# [GIVEN EXERCISE]
Copy out the entries exactly, from the first line to the last.
* Begin DATASET ROWS *
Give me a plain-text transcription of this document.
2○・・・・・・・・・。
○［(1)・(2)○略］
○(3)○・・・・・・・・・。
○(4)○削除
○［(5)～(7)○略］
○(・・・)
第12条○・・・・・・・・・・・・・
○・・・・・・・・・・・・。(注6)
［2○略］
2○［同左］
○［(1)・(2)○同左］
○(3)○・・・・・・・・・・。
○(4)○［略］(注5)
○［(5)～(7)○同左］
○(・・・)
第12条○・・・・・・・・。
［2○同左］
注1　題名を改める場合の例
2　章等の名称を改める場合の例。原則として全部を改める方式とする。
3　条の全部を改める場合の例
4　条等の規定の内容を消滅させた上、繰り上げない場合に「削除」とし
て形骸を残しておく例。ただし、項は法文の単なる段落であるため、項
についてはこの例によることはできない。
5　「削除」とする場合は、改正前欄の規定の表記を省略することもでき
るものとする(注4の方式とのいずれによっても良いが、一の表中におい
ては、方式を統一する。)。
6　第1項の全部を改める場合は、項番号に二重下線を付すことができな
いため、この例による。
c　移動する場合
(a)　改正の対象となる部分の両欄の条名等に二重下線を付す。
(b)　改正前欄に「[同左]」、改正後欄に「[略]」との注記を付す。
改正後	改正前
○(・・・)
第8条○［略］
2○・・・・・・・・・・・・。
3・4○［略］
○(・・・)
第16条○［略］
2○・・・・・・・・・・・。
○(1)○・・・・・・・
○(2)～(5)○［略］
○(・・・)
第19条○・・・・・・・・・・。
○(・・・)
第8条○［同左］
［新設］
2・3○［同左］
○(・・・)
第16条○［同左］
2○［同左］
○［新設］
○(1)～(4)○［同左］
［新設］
* End DATASET ROWS *
# [FULL RESPONSE]
Give me a plain-text transcription of this document.
2○・・・・・・・・・。
○［(1)・(2)○略］
○(3)○・・・・・・・・・。
○(4)○削除
○［(5)～(7)○略］
○(・・・)
第12条○・・・・・・・・・・・・・
○・・・・・・・・・・・・。(注6)
［2○略］
2○［同左］
○［(1)・(2)○同左］
○(3)○・・・・・・・・・・。
○(4)○［略］(注5)
○［(5)～(7)○同左］
○(・・・)
第12条○・・・・・・・・。
［2○同左］
注1　題名を改める場合の例
2　章等の名称を改める場合の例。原則として全部を改める方式とする。
3　条の全部を改める場合の例
4　条等の規定の内容を消滅させた上、繰り上げない場合に「削除」とし
て形骸を残しておく例。ただし、項は法文の単なる段落であるため、項
についてはこの例によることはできない。
5　「削除」とする場合は、改正前欄の規定の表記を省略することもでき
るものとする(注4の方式とのいずれによっても良いが、一の表中におい
ては、方式を統一する。)。
6　第1項の全部を改める場合は、項番号に二重下線を付すことができな
いため、この例による。
c　移動する場合
(a)　改正の対象となる部分の両欄の条名等に二重下線を付す。
(b)　改正前欄に「[同左]」、改正後欄に「[略]」との注記を付す。
改正後	改正前
○(・・・)
第8条○［略］
2○・・・・・・・・・・・・。
3・4○［略］
○(・・・)
第16条○［略］
2○・・・・・・・・・・・。
○(1)○・・・・・・・
○(2)～(5)○［略］
○(・・・)
第19条○・・・・・・・・・・。
○(・・・)
第8条○［同左］
［新設］
2・3○［同左］
○(・・・)
第16条○［同左］
2○［同左］
○［新設］
○(1)～(4)○［同左］
［新設］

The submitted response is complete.